Records for this task:

* start *

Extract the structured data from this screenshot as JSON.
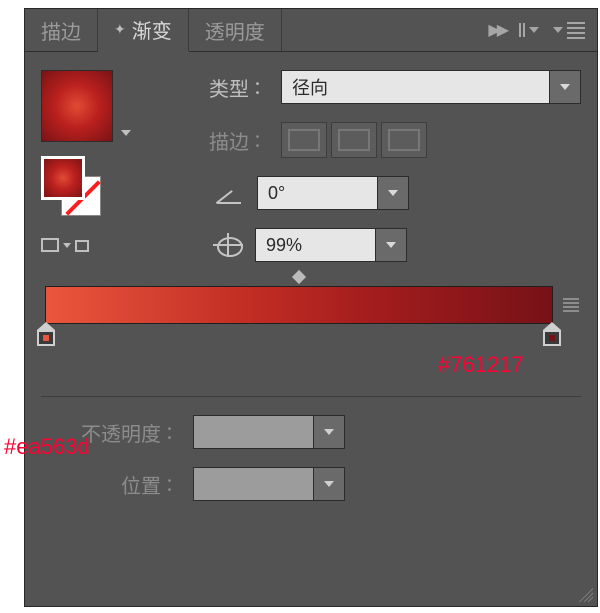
{
  "tabs": {
    "stroke": "描边",
    "gradient": "渐变",
    "transparency": "透明度",
    "change_indicator": "✦"
  },
  "labels": {
    "type": "类型",
    "stroke": "描边",
    "opacity": "不透明度",
    "position": "位置",
    "colon": "："
  },
  "values": {
    "type_selected": "径向",
    "angle": "0°",
    "aspect": "99%",
    "opacity": "",
    "position": ""
  },
  "gradient": {
    "stop_left_color": "#ea563d",
    "stop_right_color": "#761217"
  },
  "annotations": {
    "right_hex": "#761217",
    "left_hex": "#ea563d"
  }
}
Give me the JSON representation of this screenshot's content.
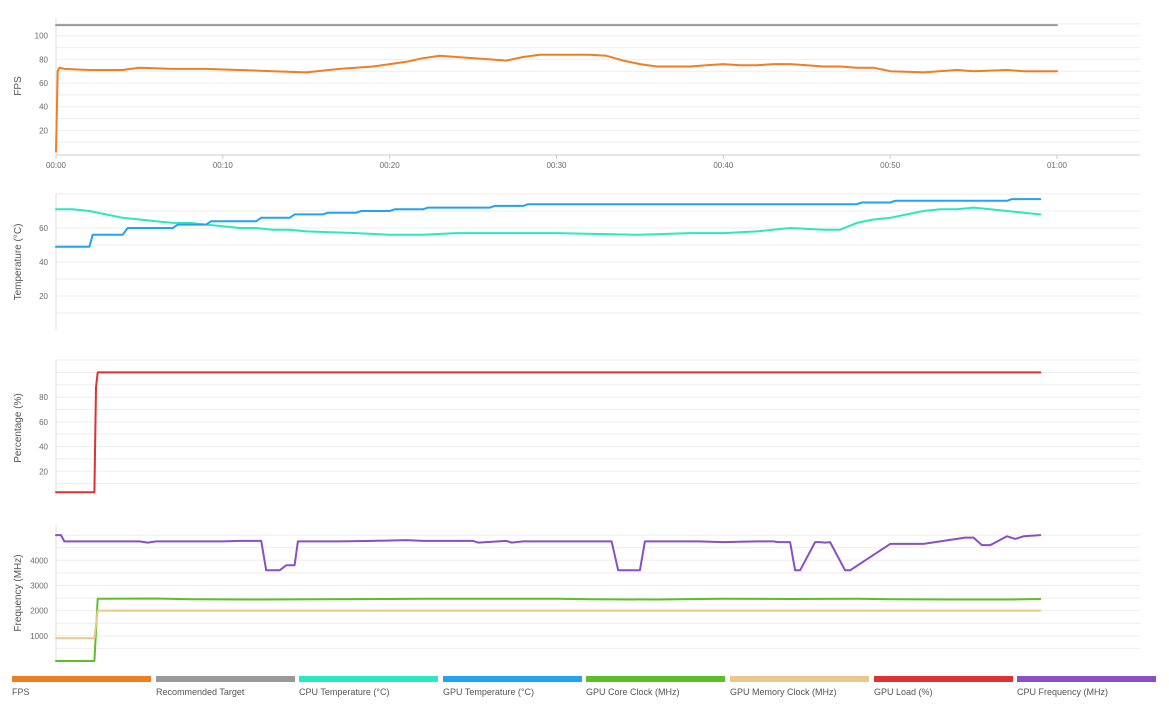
{
  "chart_data": [
    {
      "type": "line",
      "ylabel": "FPS",
      "ylim": [
        0,
        115
      ],
      "yticks": [
        "20",
        "40",
        "60",
        "80",
        "100"
      ],
      "ytick_values": [
        20,
        40,
        60,
        80,
        100
      ],
      "xticks": [
        "00:00",
        "00:10",
        "00:20",
        "00:30",
        "00:40",
        "00:50",
        "01:00"
      ],
      "xlim_minutes": [
        0,
        65
      ],
      "grid": true,
      "series": [
        {
          "name": "FPS",
          "color": "#f07e23",
          "x": [
            0,
            0.1,
            0.2,
            0.5,
            2,
            4,
            5,
            7,
            9,
            11,
            13,
            15,
            17,
            19,
            20,
            21,
            22,
            23,
            24,
            26,
            27,
            28,
            29,
            30,
            31,
            32,
            33,
            34,
            35,
            36,
            37,
            38,
            39,
            40,
            41,
            42,
            43,
            44,
            45,
            46,
            47,
            48,
            49,
            50,
            52,
            54,
            55,
            57,
            58,
            59,
            60
          ],
          "values": [
            2,
            70,
            73,
            72,
            71,
            71,
            73,
            72,
            72,
            71,
            70,
            69,
            72,
            74,
            76,
            78,
            81,
            83,
            82,
            80,
            79,
            82,
            84,
            84,
            84,
            84,
            83,
            79,
            76,
            74,
            74,
            74,
            75,
            76,
            75,
            75,
            76,
            76,
            75,
            74,
            74,
            73,
            73,
            70,
            69,
            71,
            70,
            71,
            70,
            70,
            70
          ]
        },
        {
          "name": "Recommended Target",
          "color": "#999999",
          "x": [
            0,
            60
          ],
          "values": [
            109,
            109
          ]
        }
      ]
    },
    {
      "type": "line",
      "ylabel": "Temperature (°C)",
      "ylim": [
        0,
        80
      ],
      "yticks": [
        "20",
        "40",
        "60"
      ],
      "ytick_values": [
        20,
        40,
        60
      ],
      "grid": true,
      "series": [
        {
          "name": "CPU Temperature (°C)",
          "color": "#2ce8c0",
          "x": [
            0,
            1,
            2,
            3,
            4,
            5,
            6,
            7,
            8,
            9,
            10,
            11,
            12,
            13,
            14,
            15,
            18,
            20,
            22,
            24,
            26,
            30,
            35,
            38,
            40,
            42,
            44,
            46,
            47,
            48,
            49,
            50,
            51,
            52,
            53,
            54,
            55,
            56,
            57,
            58,
            59
          ],
          "values": [
            71,
            71,
            70,
            68,
            66,
            65,
            64,
            63,
            63,
            62,
            61,
            60,
            60,
            59,
            59,
            58,
            57,
            56,
            56,
            57,
            57,
            57,
            56,
            57,
            57,
            58,
            60,
            59,
            59,
            63,
            65,
            66,
            68,
            70,
            71,
            71,
            72,
            71,
            70,
            69,
            68
          ]
        },
        {
          "name": "GPU Temperature (°C)",
          "color": "#22a3f2",
          "x": [
            0,
            2,
            2.2,
            4,
            4.3,
            7,
            7.3,
            9,
            9.3,
            12,
            12.3,
            14,
            14.3,
            16,
            16.3,
            18,
            18.3,
            20,
            20.3,
            22,
            22.3,
            24,
            24.3,
            26,
            26.3,
            28,
            28.3,
            30,
            30.3,
            32,
            32.3,
            34,
            34.3,
            36,
            36.3,
            44,
            44.3,
            48,
            48.3,
            50,
            50.3,
            57,
            57.3,
            59
          ],
          "values": [
            49,
            49,
            56,
            56,
            60,
            60,
            62,
            62,
            64,
            64,
            66,
            66,
            68,
            68,
            69,
            69,
            70,
            70,
            71,
            71,
            72,
            72,
            72,
            72,
            73,
            73,
            74,
            74,
            74,
            74,
            74,
            74,
            74,
            74,
            74,
            74,
            74,
            74,
            75,
            75,
            76,
            76,
            77,
            77
          ]
        }
      ]
    },
    {
      "type": "line",
      "ylabel": "Percentage (%)",
      "ylim": [
        0,
        110
      ],
      "yticks": [
        "20",
        "40",
        "60",
        "80"
      ],
      "ytick_values": [
        20,
        40,
        60,
        80
      ],
      "grid": true,
      "series": [
        {
          "name": "GPU Load (%)",
          "color": "#dc3232",
          "x": [
            0,
            2.3,
            2.4,
            2.5,
            59
          ],
          "values": [
            3,
            3,
            88,
            100,
            100
          ]
        }
      ]
    },
    {
      "type": "line",
      "ylabel": "Frequency (MHz)",
      "ylim": [
        0,
        5400
      ],
      "yticks": [
        "1000",
        "2000",
        "3000",
        "4000"
      ],
      "ytick_values": [
        1000,
        2000,
        3000,
        4000
      ],
      "grid": true,
      "series": [
        {
          "name": "GPU Core Clock (MHz)",
          "color": "#5cbf2a",
          "x": [
            0,
            2.3,
            2.5,
            6,
            8,
            12,
            16,
            20,
            22,
            26,
            30,
            32,
            36,
            40,
            44,
            48,
            50,
            54,
            57,
            59
          ],
          "values": [
            0,
            0,
            2470,
            2480,
            2450,
            2440,
            2450,
            2460,
            2470,
            2470,
            2470,
            2450,
            2440,
            2470,
            2460,
            2470,
            2450,
            2440,
            2440,
            2460
          ]
        },
        {
          "name": "GPU Memory Clock (MHz)",
          "color": "#e7c98a",
          "x": [
            0,
            2.3,
            2.5,
            59
          ],
          "values": [
            900,
            900,
            2000,
            2000
          ]
        },
        {
          "name": "CPU Frequency (MHz)",
          "color": "#8a4fc7",
          "x": [
            0,
            0.3,
            0.5,
            2,
            5,
            5.5,
            6,
            8,
            10,
            11,
            12,
            12.3,
            12.6,
            13.4,
            13.8,
            14.3,
            14.5,
            17,
            19,
            21,
            22,
            25,
            25.3,
            27,
            27.3,
            28,
            31,
            31.3,
            33.3,
            33.7,
            35,
            35.3,
            37,
            38.5,
            40,
            42,
            43,
            43.3,
            44,
            44.3,
            44.6,
            45.5,
            45.8,
            46.1,
            46.4,
            47.3,
            47.6,
            50,
            52,
            53,
            54,
            54.5,
            55,
            55.5,
            56,
            57,
            57.5,
            58,
            59
          ],
          "values": [
            5000,
            5000,
            4750,
            4750,
            4750,
            4700,
            4750,
            4750,
            4750,
            4770,
            4770,
            4770,
            3600,
            3600,
            3800,
            3800,
            4750,
            4750,
            4770,
            4800,
            4770,
            4770,
            4700,
            4770,
            4700,
            4750,
            4750,
            4750,
            4750,
            3600,
            3600,
            4750,
            4750,
            4750,
            4720,
            4750,
            4750,
            4720,
            4720,
            3600,
            3600,
            4720,
            4720,
            4700,
            4720,
            3600,
            3600,
            4650,
            4650,
            4750,
            4850,
            4900,
            4900,
            4600,
            4600,
            4950,
            4850,
            4950,
            5000
          ]
        }
      ]
    }
  ],
  "legend": [
    {
      "label": "FPS",
      "color": "#f07e23"
    },
    {
      "label": "Recommended Target",
      "color": "#999999"
    },
    {
      "label": "CPU Temperature (°C)",
      "color": "#2ce8c0"
    },
    {
      "label": "GPU Temperature (°C)",
      "color": "#22a3f2"
    },
    {
      "label": "GPU Core Clock (MHz)",
      "color": "#5cbf2a"
    },
    {
      "label": "GPU Memory Clock (MHz)",
      "color": "#e7c98a"
    },
    {
      "label": "GPU Load (%)",
      "color": "#dc3232"
    },
    {
      "label": "CPU Frequency (MHz)",
      "color": "#8a4fc7"
    }
  ]
}
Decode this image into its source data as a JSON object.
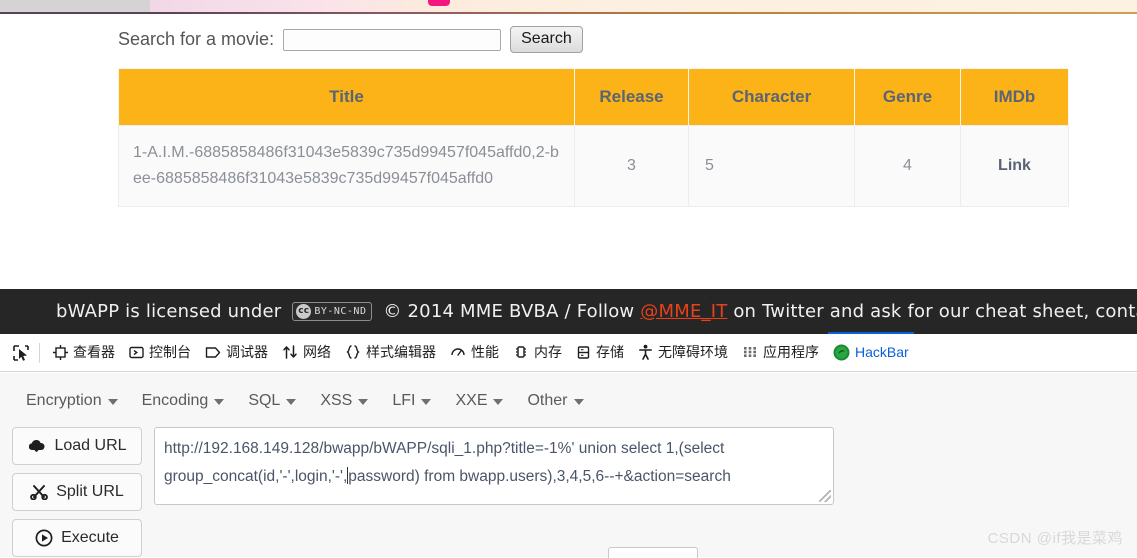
{
  "page": {
    "search": {
      "label": "Search for a movie:",
      "input_value": "",
      "input_placeholder": "",
      "button_label": "Search"
    },
    "table": {
      "headers": [
        "Title",
        "Release",
        "Character",
        "Genre",
        "IMDb"
      ],
      "rows": [
        {
          "title": "1-A.I.M.-6885858486f31043e5839c735d99457f045affd0,2-bee-6885858486f31043e5839c735d99457f045affd0",
          "release": "3",
          "character": "5",
          "genre": "4",
          "imdb": "Link"
        }
      ]
    }
  },
  "footer": {
    "text_before_badge": "bWAPP is licensed under ",
    "badge_cc": "cc",
    "badge_terms": "BY-NC-ND",
    "text_after_badge": " © 2014 MME BVBA / Follow ",
    "link_label": "@MME_IT",
    "text_tail": " on Twitter and ask for our cheat sheet, containing all"
  },
  "devtools": {
    "picker_icon": "element-picker-icon",
    "items": [
      {
        "label": "查看器",
        "icon": "inspector-icon",
        "active": false
      },
      {
        "label": "控制台",
        "icon": "console-icon",
        "active": false
      },
      {
        "label": "调试器",
        "icon": "debugger-icon",
        "active": false
      },
      {
        "label": "网络",
        "icon": "network-icon",
        "active": false
      },
      {
        "label": "样式编辑器",
        "icon": "style-editor-icon",
        "active": false
      },
      {
        "label": "性能",
        "icon": "performance-icon",
        "active": false
      },
      {
        "label": "内存",
        "icon": "memory-icon",
        "active": false
      },
      {
        "label": "存储",
        "icon": "storage-icon",
        "active": false
      },
      {
        "label": "无障碍环境",
        "icon": "accessibility-icon",
        "active": false
      },
      {
        "label": "应用程序",
        "icon": "application-icon",
        "active": false
      },
      {
        "label": "HackBar",
        "icon": "hackbar-icon",
        "active": true
      }
    ]
  },
  "hackbar": {
    "menu": [
      {
        "label": "Encryption"
      },
      {
        "label": "Encoding"
      },
      {
        "label": "SQL"
      },
      {
        "label": "XSS"
      },
      {
        "label": "LFI"
      },
      {
        "label": "XXE"
      },
      {
        "label": "Other"
      }
    ],
    "buttons": [
      {
        "label": "Load URL",
        "icon": "cloud-download-icon"
      },
      {
        "label": "Split URL",
        "icon": "scissors-icon"
      },
      {
        "label": "Execute",
        "icon": "play-circle-icon"
      }
    ],
    "url_value_part1": "http://192.168.149.128/bwapp/bWAPP/sqli_1.php?title=-1%' union select 1,(select group_concat(id,'-',login,'-',",
    "url_value_part2": "password) from bwapp.users),3,4,5,6--+&action=search",
    "url_placeholder": ""
  },
  "watermark": {
    "text": "CSDN @if我是菜鸡"
  },
  "colors": {
    "table_header_bg": "#fbb317",
    "devtools_active": "#0a60d8",
    "footer_link": "#e8421a",
    "footer_bg": "#262626"
  }
}
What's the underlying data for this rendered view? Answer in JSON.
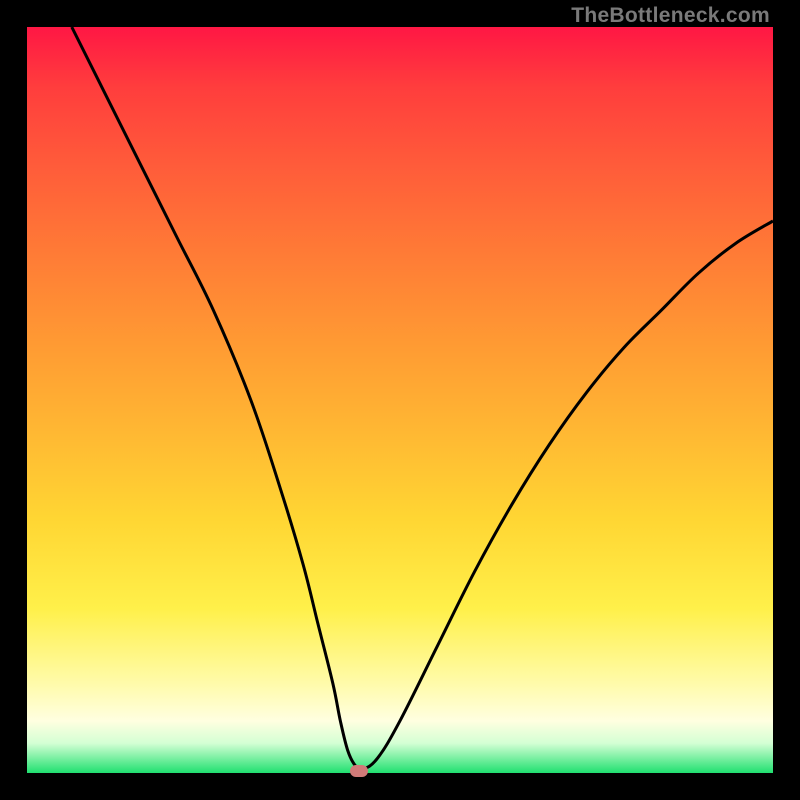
{
  "watermark": "TheBottleneck.com",
  "chart_data": {
    "type": "line",
    "title": "",
    "xlabel": "",
    "ylabel": "",
    "xlim": [
      0,
      100
    ],
    "ylim": [
      0,
      100
    ],
    "grid": false,
    "series": [
      {
        "name": "curve",
        "color": "#000000",
        "x": [
          6,
          10,
          15,
          20,
          25,
          30,
          34,
          37,
          39,
          41,
          42,
          43,
          44,
          45,
          47,
          50,
          55,
          60,
          65,
          70,
          75,
          80,
          85,
          90,
          95,
          100
        ],
        "y": [
          100,
          92,
          82,
          72,
          62,
          50,
          38,
          28,
          20,
          12,
          7,
          3,
          1,
          0.5,
          2,
          7,
          17,
          27,
          36,
          44,
          51,
          57,
          62,
          67,
          71,
          74
        ]
      }
    ],
    "marker": {
      "x": 44.5,
      "y": 0.3,
      "color": "#d07a78"
    },
    "background_gradient": {
      "top": "#ff1744",
      "middle": "#ffd633",
      "bottom": "#20e070"
    }
  }
}
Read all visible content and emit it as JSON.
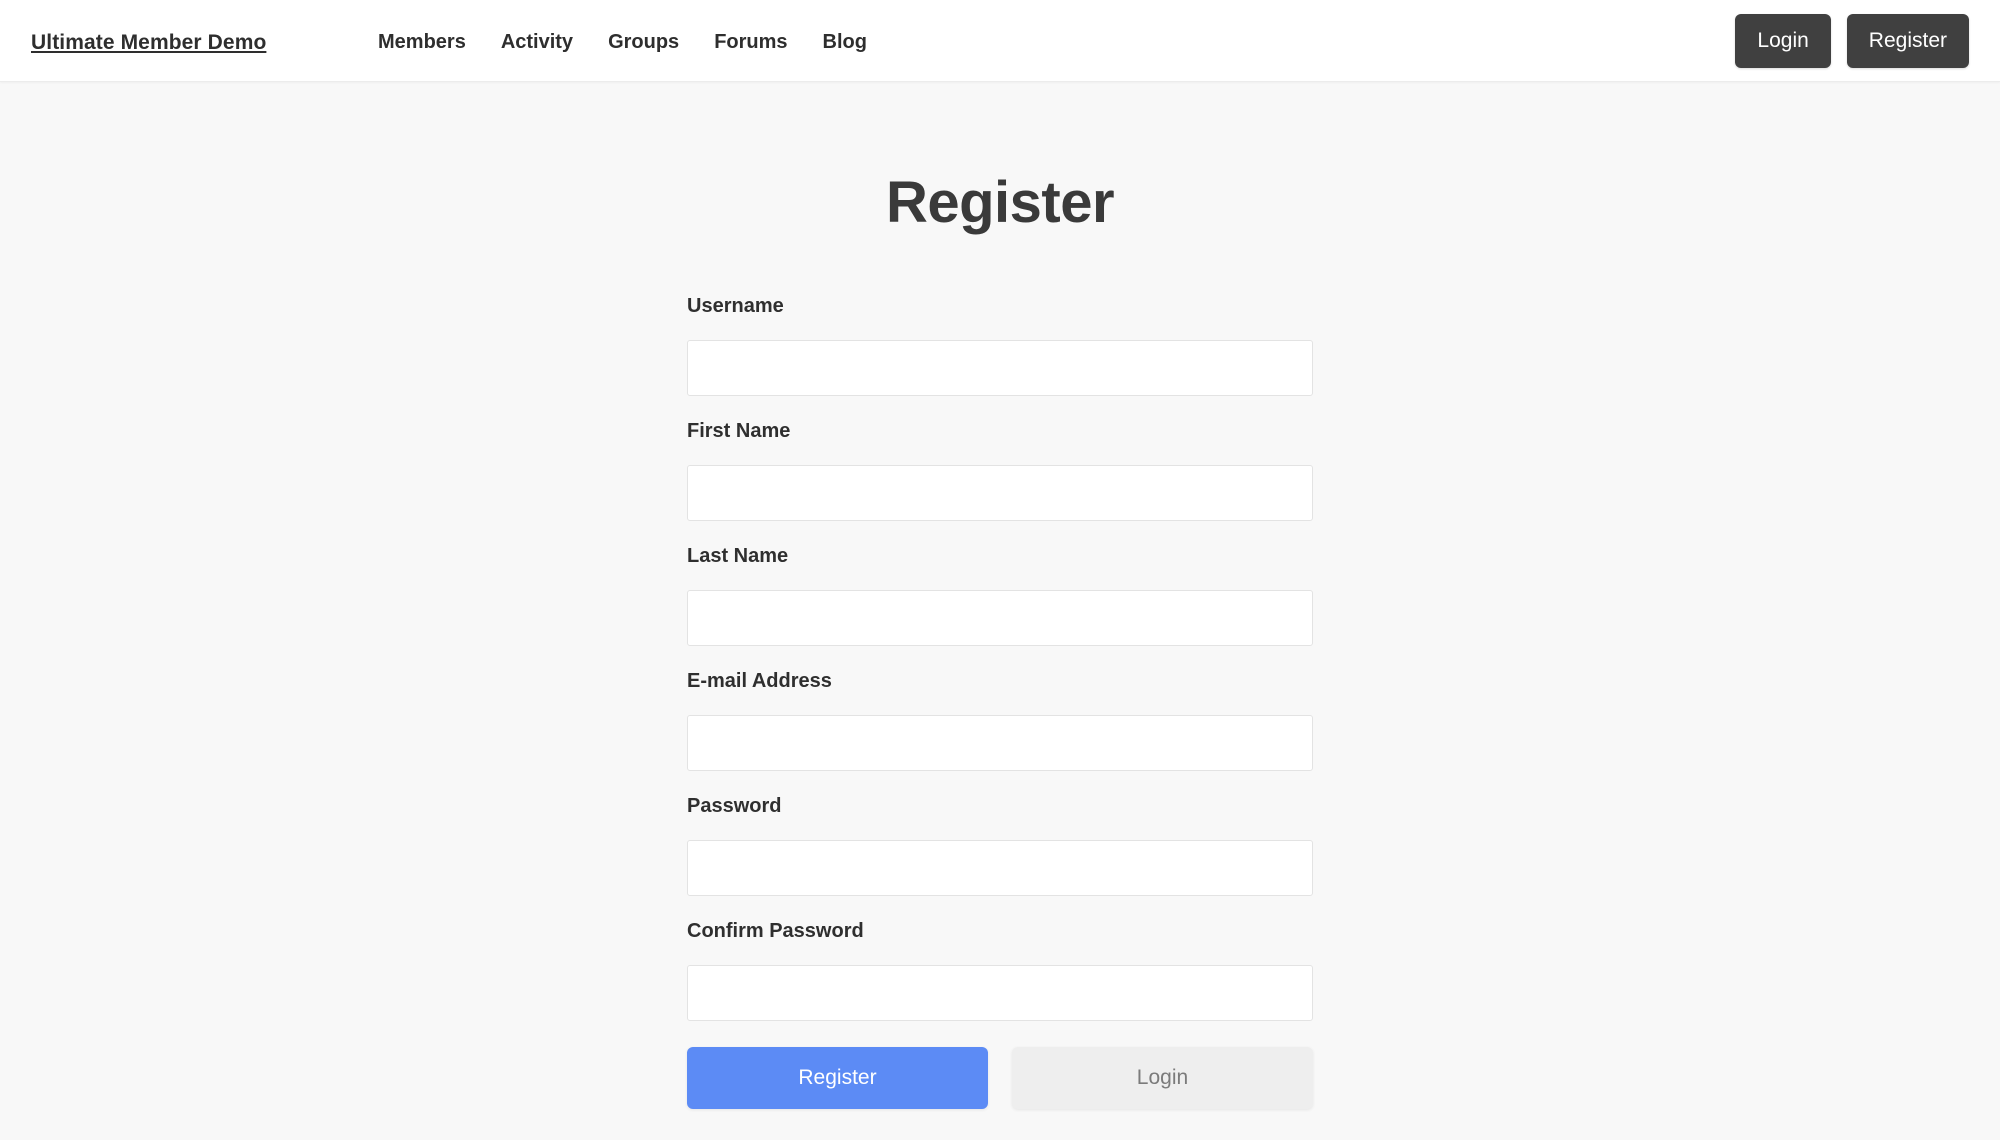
{
  "header": {
    "site_title": "Ultimate Member Demo",
    "nav": [
      {
        "label": "Members"
      },
      {
        "label": "Activity"
      },
      {
        "label": "Groups"
      },
      {
        "label": "Forums"
      },
      {
        "label": "Blog"
      }
    ],
    "login_label": "Login",
    "register_label": "Register",
    "button_color": "#404040"
  },
  "main": {
    "page_title": "Register",
    "fields": [
      {
        "label": "Username",
        "value": "",
        "placeholder": ""
      },
      {
        "label": "First Name",
        "value": "",
        "placeholder": ""
      },
      {
        "label": "Last Name",
        "value": "",
        "placeholder": ""
      },
      {
        "label": "E-mail Address",
        "value": "",
        "placeholder": ""
      },
      {
        "label": "Password",
        "value": "",
        "placeholder": ""
      },
      {
        "label": "Confirm Password",
        "value": "",
        "placeholder": ""
      }
    ],
    "submit_label": "Register",
    "login_label": "Login",
    "submit_color": "#5c8bf5",
    "login_color": "#eeeeee"
  }
}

* end *

Exercise goal:
Find and count the lines of the data that include the string "screenshot", and report that figure by itself.

Result below:
2